## start
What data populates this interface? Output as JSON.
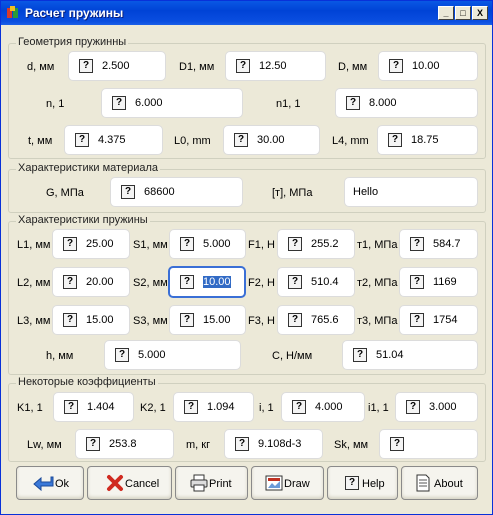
{
  "window": {
    "title": "Расчет пружины",
    "minimize": "_",
    "maximize": "□",
    "close": "X"
  },
  "geometry": {
    "title": "Геометрия пружинны",
    "d": {
      "label": "d, мм",
      "value": "2.500"
    },
    "D1": {
      "label": "D1, мм",
      "value": "12.50"
    },
    "D": {
      "label": "D, мм",
      "value": "10.00"
    },
    "n": {
      "label": "n, 1",
      "value": "6.000"
    },
    "n1": {
      "label": "n1, 1",
      "value": "8.000"
    },
    "t": {
      "label": "t, мм",
      "value": "4.375"
    },
    "L0": {
      "label": "L0, mm",
      "value": "30.00"
    },
    "L4": {
      "label": "L4, mm",
      "value": "18.75"
    }
  },
  "material": {
    "title": "Характеристики материала",
    "G": {
      "label": "G, МПа",
      "value": "68600"
    },
    "tau": {
      "label": "[т], МПа",
      "value": "Hello"
    }
  },
  "spring": {
    "title": "Характеристики пружины",
    "L1": {
      "label": "L1, мм",
      "value": "25.00"
    },
    "S1": {
      "label": "S1, мм",
      "value": "5.000"
    },
    "F1": {
      "label": "F1, Н",
      "value": "255.2"
    },
    "t1": {
      "label": "т1, МПа",
      "value": "584.7"
    },
    "L2": {
      "label": "L2, мм",
      "value": "20.00"
    },
    "S2": {
      "label": "S2, мм",
      "value": "10.00"
    },
    "F2": {
      "label": "F2, Н",
      "value": "510.4"
    },
    "t2": {
      "label": "т2, МПа",
      "value": "1169"
    },
    "L3": {
      "label": "L3, мм",
      "value": "15.00"
    },
    "S3": {
      "label": "S3, мм",
      "value": "15.00"
    },
    "F3": {
      "label": "F3, Н",
      "value": "765.6"
    },
    "t3": {
      "label": "т3, МПа",
      "value": "1754"
    },
    "h": {
      "label": "h, мм",
      "value": "5.000"
    },
    "C": {
      "label": "C, Н/мм",
      "value": "51.04"
    }
  },
  "coeffs": {
    "title": "Некоторые коэффициенты",
    "K1": {
      "label": "K1, 1",
      "value": "1.404"
    },
    "K2": {
      "label": "K2, 1",
      "value": "1.094"
    },
    "i": {
      "label": "i, 1",
      "value": "4.000"
    },
    "i1": {
      "label": "i1, 1",
      "value": "3.000"
    },
    "Lw": {
      "label": "Lw, мм",
      "value": "253.8"
    },
    "m": {
      "label": "m, кг",
      "value": "9.108d-3"
    },
    "Sk": {
      "label": "Sk, мм",
      "value": ""
    }
  },
  "question_glyph": "?",
  "buttons": {
    "ok": "Ok",
    "cancel": "Cancel",
    "print": "Print",
    "draw": "Draw",
    "help": "Help",
    "about": "About"
  }
}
## end
AIM —
Repeat each entry above word for word, leaving every picture out.

SOLUTION TO THE PROBLEM —
What data populates this interface? Output as JSON.
{
  "window": {
    "title": "Расчет пружины",
    "minimize": "_",
    "maximize": "□",
    "close": "X"
  },
  "geometry": {
    "title": "Геометрия пружинны",
    "d": {
      "label": "d, мм",
      "value": "2.500"
    },
    "D1": {
      "label": "D1, мм",
      "value": "12.50"
    },
    "D": {
      "label": "D, мм",
      "value": "10.00"
    },
    "n": {
      "label": "n, 1",
      "value": "6.000"
    },
    "n1": {
      "label": "n1, 1",
      "value": "8.000"
    },
    "t": {
      "label": "t, мм",
      "value": "4.375"
    },
    "L0": {
      "label": "L0, mm",
      "value": "30.00"
    },
    "L4": {
      "label": "L4, mm",
      "value": "18.75"
    }
  },
  "material": {
    "title": "Характеристики материала",
    "G": {
      "label": "G, МПа",
      "value": "68600"
    },
    "tau": {
      "label": "[т], МПа",
      "value": "Hello"
    }
  },
  "spring": {
    "title": "Характеристики пружины",
    "L1": {
      "label": "L1, мм",
      "value": "25.00"
    },
    "S1": {
      "label": "S1, мм",
      "value": "5.000"
    },
    "F1": {
      "label": "F1, Н",
      "value": "255.2"
    },
    "t1": {
      "label": "т1, МПа",
      "value": "584.7"
    },
    "L2": {
      "label": "L2, мм",
      "value": "20.00"
    },
    "S2": {
      "label": "S2, мм",
      "value": "10.00"
    },
    "F2": {
      "label": "F2, Н",
      "value": "510.4"
    },
    "t2": {
      "label": "т2, МПа",
      "value": "1169"
    },
    "L3": {
      "label": "L3, мм",
      "value": "15.00"
    },
    "S3": {
      "label": "S3, мм",
      "value": "15.00"
    },
    "F3": {
      "label": "F3, Н",
      "value": "765.6"
    },
    "t3": {
      "label": "т3, МПа",
      "value": "1754"
    },
    "h": {
      "label": "h, мм",
      "value": "5.000"
    },
    "C": {
      "label": "C, Н/мм",
      "value": "51.04"
    }
  },
  "coeffs": {
    "title": "Некоторые коэффициенты",
    "K1": {
      "label": "K1, 1",
      "value": "1.404"
    },
    "K2": {
      "label": "K2, 1",
      "value": "1.094"
    },
    "i": {
      "label": "i, 1",
      "value": "4.000"
    },
    "i1": {
      "label": "i1, 1",
      "value": "3.000"
    },
    "Lw": {
      "label": "Lw, мм",
      "value": "253.8"
    },
    "m": {
      "label": "m, кг",
      "value": "9.108d-3"
    },
    "Sk": {
      "label": "Sk, мм",
      "value": ""
    }
  },
  "question_glyph": "?",
  "buttons": {
    "ok": "Ok",
    "cancel": "Cancel",
    "print": "Print",
    "draw": "Draw",
    "help": "Help",
    "about": "About"
  }
}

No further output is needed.